** Aim of the exercise **
Find each line with the word "ylabel" and copy it.

** Input material **
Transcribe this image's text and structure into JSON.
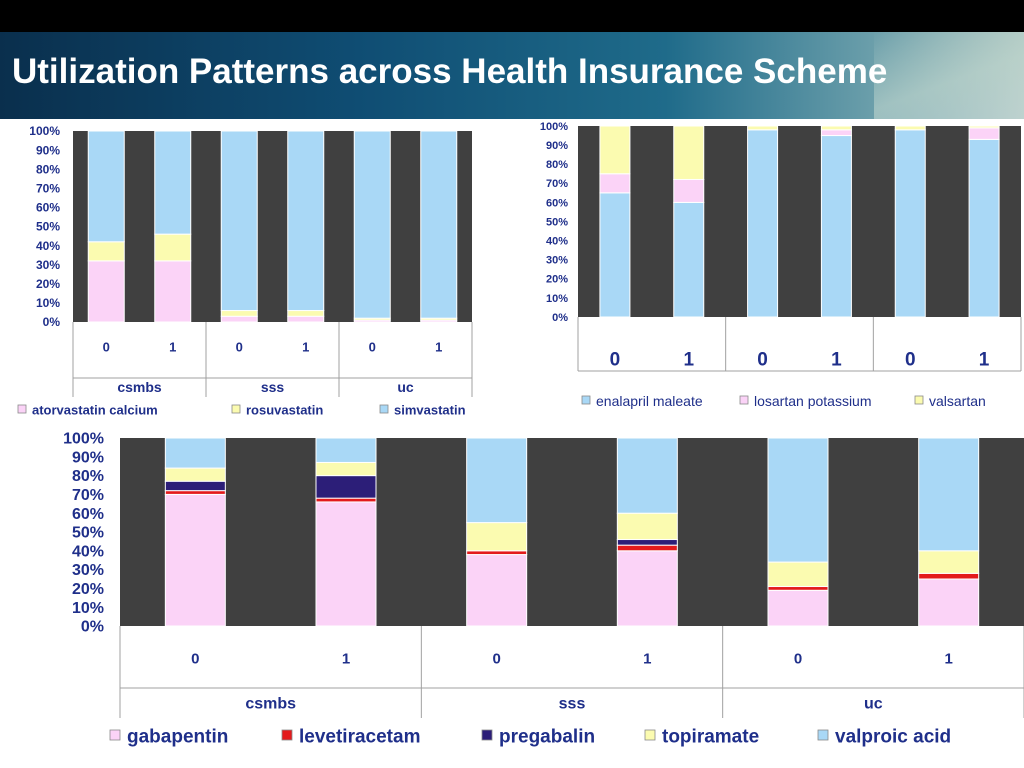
{
  "header": {
    "title": "Utilization Patterns across Health Insurance Scheme"
  },
  "chart_data": [
    {
      "type": "bar",
      "stacked": "percent",
      "categories": [
        "0",
        "1",
        "0",
        "1",
        "0",
        "1"
      ],
      "groups": [
        "csmbs",
        "sss",
        "uc"
      ],
      "yticks": [
        "0%",
        "10%",
        "20%",
        "30%",
        "40%",
        "50%",
        "60%",
        "70%",
        "80%",
        "90%",
        "100%"
      ],
      "ylim": [
        0,
        100
      ],
      "grid": false,
      "legend_position": "bottom",
      "series": [
        {
          "name": "atorvastatin calcium",
          "color": "#fbd3f7",
          "values": [
            32,
            32,
            3,
            3,
            1,
            1
          ]
        },
        {
          "name": "rosuvastatin",
          "color": "#fbfbb0",
          "values": [
            10,
            14,
            3,
            3,
            1,
            1
          ]
        },
        {
          "name": "simvastatin",
          "color": "#a9d8f6",
          "values": [
            58,
            54,
            94,
            94,
            98,
            98
          ]
        }
      ]
    },
    {
      "type": "bar",
      "stacked": "percent",
      "categories": [
        "0",
        "1",
        "0",
        "1",
        "0",
        "1"
      ],
      "groups": [],
      "yticks": [
        "0%",
        "10%",
        "20%",
        "30%",
        "40%",
        "50%",
        "60%",
        "70%",
        "80%",
        "90%",
        "100%"
      ],
      "ylim": [
        0,
        100
      ],
      "grid": false,
      "legend_position": "bottom",
      "series": [
        {
          "name": "enalapril maleate",
          "color": "#a9d8f6",
          "values": [
            65,
            60,
            98,
            95,
            98,
            93
          ]
        },
        {
          "name": "losartan potassium",
          "color": "#fbd3f7",
          "values": [
            10,
            12,
            0,
            3,
            0,
            6
          ]
        },
        {
          "name": "valsartan",
          "color": "#fbfbb0",
          "values": [
            25,
            28,
            2,
            2,
            2,
            1
          ]
        }
      ]
    },
    {
      "type": "bar",
      "stacked": "percent",
      "categories": [
        "0",
        "1",
        "0",
        "1",
        "0",
        "1"
      ],
      "groups": [
        "csmbs",
        "sss",
        "uc"
      ],
      "yticks": [
        "0%",
        "10%",
        "20%",
        "30%",
        "40%",
        "50%",
        "60%",
        "70%",
        "80%",
        "90%",
        "100%"
      ],
      "ylim": [
        0,
        100
      ],
      "grid": false,
      "legend_position": "bottom",
      "series": [
        {
          "name": "gabapentin",
          "color": "#fbd3f7",
          "values": [
            70,
            66,
            38,
            40,
            19,
            25
          ]
        },
        {
          "name": "levetiracetam",
          "color": "#e31a1c",
          "values": [
            2,
            2,
            2,
            3,
            2,
            3
          ]
        },
        {
          "name": "pregabalin",
          "color": "#2c1e78",
          "values": [
            5,
            12,
            0,
            3,
            0,
            0
          ]
        },
        {
          "name": "topiramate",
          "color": "#fbfbb0",
          "values": [
            7,
            7,
            15,
            14,
            13,
            12
          ]
        },
        {
          "name": "valproic acid",
          "color": "#a9d8f6",
          "values": [
            16,
            13,
            45,
            40,
            66,
            60
          ]
        }
      ]
    }
  ]
}
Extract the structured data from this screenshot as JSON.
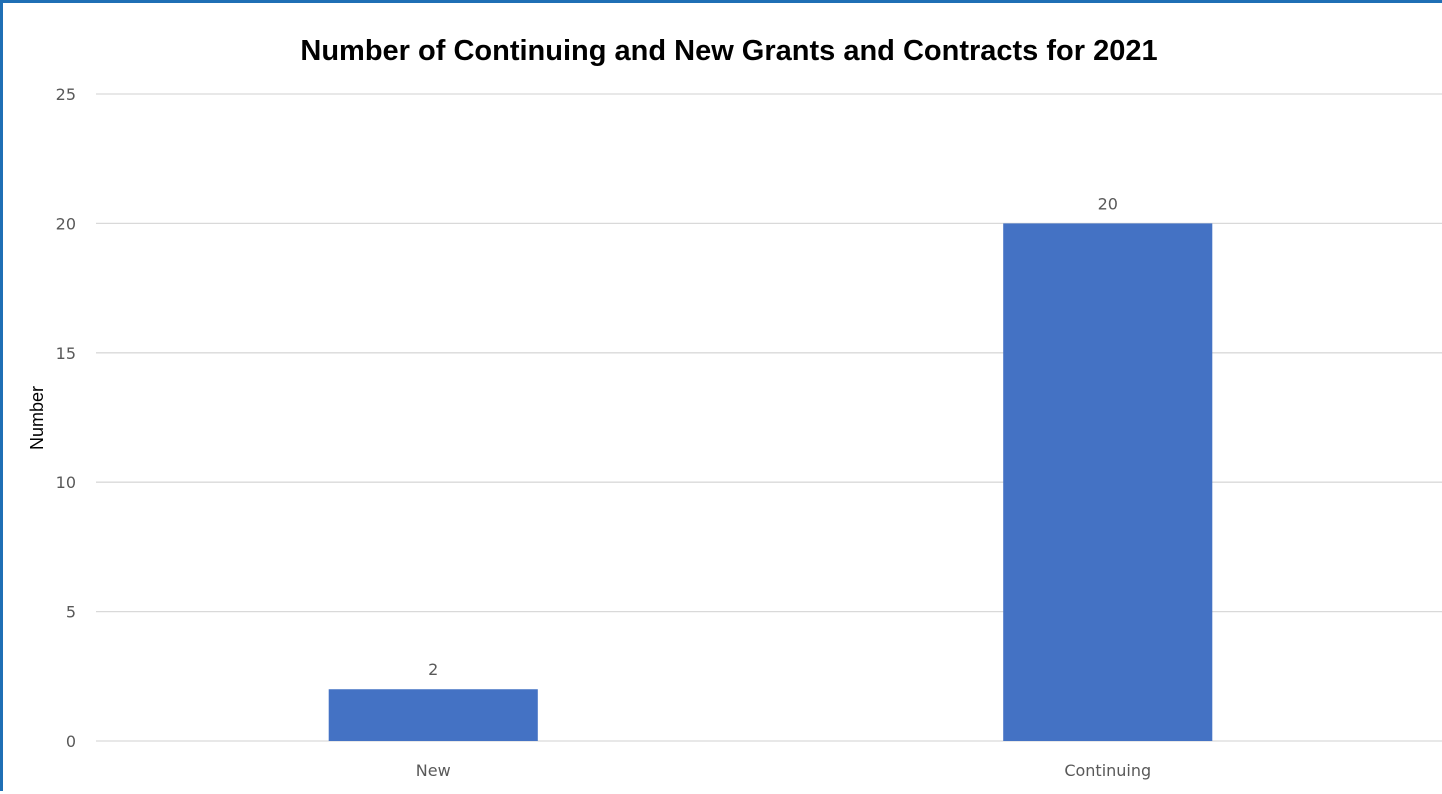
{
  "chart_data": {
    "type": "bar",
    "title": "Number of Continuing and New Grants and Contracts for 2021",
    "xlabel": "",
    "ylabel": "Number",
    "categories": [
      "New",
      "Continuing"
    ],
    "values": [
      2,
      20
    ],
    "data_labels": [
      "2",
      "20"
    ],
    "ylim": [
      0,
      25
    ],
    "yticks": [
      0,
      5,
      10,
      15,
      20,
      25
    ],
    "ytick_labels": [
      "0",
      "5",
      "10",
      "15",
      "20",
      "25"
    ],
    "grid": true,
    "legend": "none",
    "colors": {
      "bar": "#4472c4",
      "frame": "#1f6fb5",
      "grid": "#d9d9d9"
    }
  }
}
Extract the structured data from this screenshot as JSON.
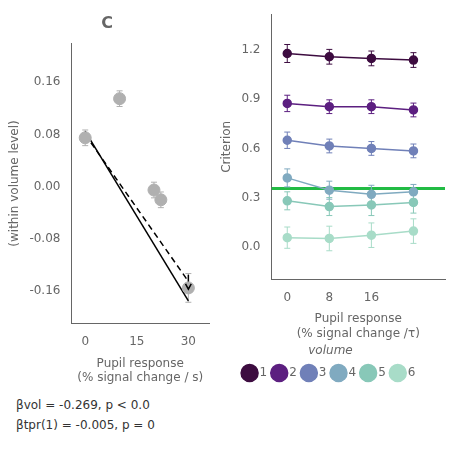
{
  "chart_data": [
    {
      "type": "scatter",
      "title": "C",
      "xlabel": [
        "Pupil response",
        "(% signal change / s)"
      ],
      "ylabel": "(within volume level)",
      "xlim": [
        -4,
        36
      ],
      "ylim": [
        -0.21,
        0.22
      ],
      "xticks": [
        0,
        15,
        30
      ],
      "yticks": [
        -0.16,
        -0.08,
        {
          "value": 0.0,
          "label": "0.00"
        },
        0.08,
        0.16
      ],
      "grid": false,
      "series": [
        {
          "type": "scatter",
          "color": "#b0b0b0",
          "marker": "circle",
          "x": [
            0,
            10,
            20,
            22,
            30
          ],
          "values": [
            0.075,
            0.135,
            -0.005,
            -0.02,
            -0.155
          ],
          "yerr": [
            0.012,
            0.012,
            0.012,
            0.012,
            0.022
          ]
        },
        {
          "type": "line",
          "color": "#000000",
          "line_style": "solid",
          "x": [
            0,
            30
          ],
          "values": [
            0.085,
            -0.175
          ]
        },
        {
          "type": "arrow",
          "color": "#000000",
          "line_style": "solid",
          "x": [
            30,
            30
          ],
          "values": [
            -0.135,
            -0.157
          ]
        },
        {
          "type": "line",
          "color": "#000000",
          "line_style": "dashed",
          "x": [
            0,
            30
          ],
          "values": [
            0.08,
            -0.145
          ]
        }
      ]
    },
    {
      "type": "line",
      "xlabel": [
        "Pupil response",
        "(% signal change /τ)"
      ],
      "ylabel": "Criterion",
      "xlim": [
        -3,
        30
      ],
      "ylim": [
        -0.2,
        1.42
      ],
      "xticks": [
        0,
        8,
        16
      ],
      "yticks": [
        {
          "value": 0.0,
          "label": "0.0"
        },
        0.3,
        0.6,
        0.9,
        1.2
      ],
      "grid": false,
      "legend": "bottom",
      "legend_title": "volume",
      "x": [
        0,
        8,
        16,
        24
      ],
      "series": [
        {
          "name": "1",
          "color": "#3d0c40",
          "marker": "circle",
          "values": [
            1.18,
            1.16,
            1.15,
            1.14
          ],
          "yerr": [
            0.055,
            0.045,
            0.045,
            0.045
          ]
        },
        {
          "name": "2",
          "color": "#5c1f80",
          "marker": "circle",
          "values": [
            0.875,
            0.855,
            0.855,
            0.835
          ],
          "yerr": [
            0.05,
            0.042,
            0.042,
            0.042
          ]
        },
        {
          "name": "3",
          "color": "#7080b8",
          "marker": "circle",
          "values": [
            0.65,
            0.615,
            0.6,
            0.585
          ],
          "yerr": [
            0.05,
            0.042,
            0.042,
            0.042
          ]
        },
        {
          "name": "4",
          "color": "#80aac0",
          "marker": "circle",
          "values": [
            0.42,
            0.345,
            0.32,
            0.335
          ],
          "yerr": [
            0.055,
            0.055,
            0.055,
            0.045
          ]
        },
        {
          "name": "5",
          "color": "#88c8b8",
          "marker": "circle",
          "values": [
            0.28,
            0.245,
            0.255,
            0.27
          ],
          "yerr": [
            0.055,
            0.055,
            0.065,
            0.065
          ]
        },
        {
          "name": "6",
          "color": "#a8dcc8",
          "marker": "circle",
          "values": [
            0.055,
            0.05,
            0.07,
            0.095
          ],
          "yerr": [
            0.065,
            0.075,
            0.075,
            0.075
          ]
        }
      ],
      "reference_line": {
        "y": 0.355,
        "color": "#22bb44"
      },
      "annotations": [
        "βvol = -0.269, p < 0.0",
        "βtpr(1) = -0.005, p = 0"
      ]
    }
  ]
}
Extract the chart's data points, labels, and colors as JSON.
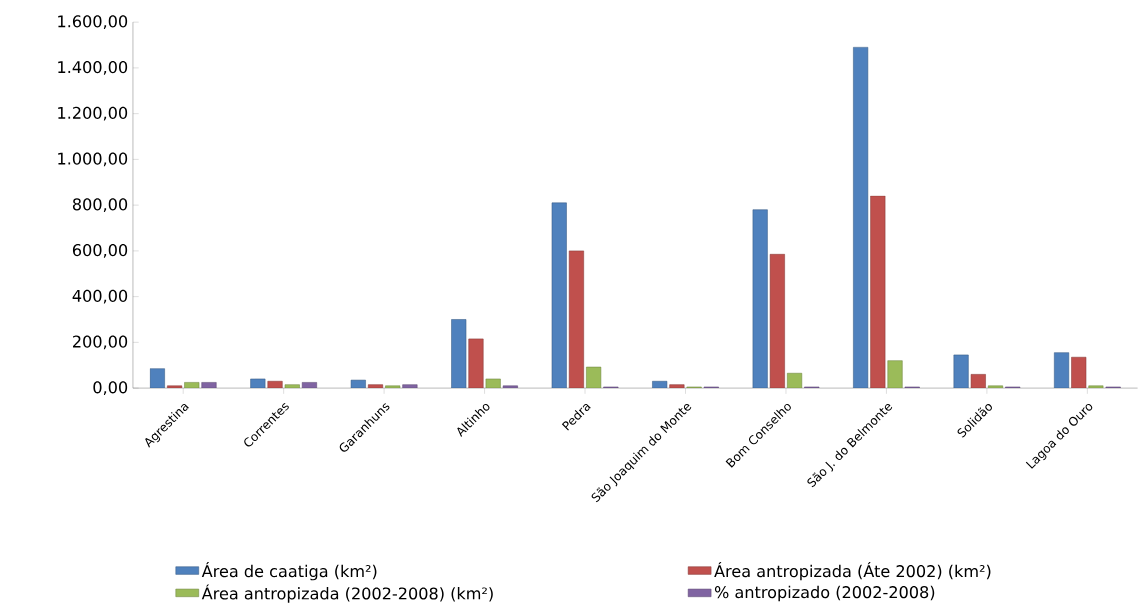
{
  "chart_data": {
    "type": "bar",
    "categories": [
      "Agrestina",
      "Correntes",
      "Garanhuns",
      "Altinho",
      "Pedra",
      "São Joaquim do Monte",
      "Bom Conselho",
      "São J. do Belmonte",
      "Solidão",
      "Lagoa do Ouro"
    ],
    "series": [
      {
        "name": "Área de caatiga (km²)",
        "color": "#4f81bd",
        "values": [
          85,
          40,
          35,
          300,
          810,
          30,
          780,
          1490,
          145,
          155
        ]
      },
      {
        "name": "Área antropizada (Áte 2002) (km²)",
        "color": "#c0504d",
        "values": [
          10,
          30,
          15,
          215,
          600,
          15,
          585,
          840,
          60,
          135
        ]
      },
      {
        "name": "Área antropizada (2002-2008) (km²)",
        "color": "#9bbb59",
        "values": [
          25,
          15,
          10,
          40,
          92,
          5,
          65,
          120,
          10,
          10
        ]
      },
      {
        "name": "% antropizado (2002-2008)",
        "color": "#8064a2",
        "values": [
          25,
          25,
          15,
          10,
          5,
          5,
          5,
          5,
          5,
          5
        ]
      }
    ],
    "ylim": [
      0,
      1600
    ],
    "yticks": [
      {
        "value": 0,
        "label": "0,00"
      },
      {
        "value": 200,
        "label": "200,00"
      },
      {
        "value": 400,
        "label": "400,00"
      },
      {
        "value": 600,
        "label": "600,00"
      },
      {
        "value": 800,
        "label": "800,00"
      },
      {
        "value": 1000,
        "label": "1.000,00"
      },
      {
        "value": 1200,
        "label": "1.200,00"
      },
      {
        "value": 1400,
        "label": "1.400,00"
      },
      {
        "value": 1600,
        "label": "1.600,00"
      }
    ],
    "grid": false,
    "legend": "bottom"
  }
}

** Response to this task **
    "ylabel": "Number",
      "ylabel": "(within volume level)",
      "ylabel": "Criterion",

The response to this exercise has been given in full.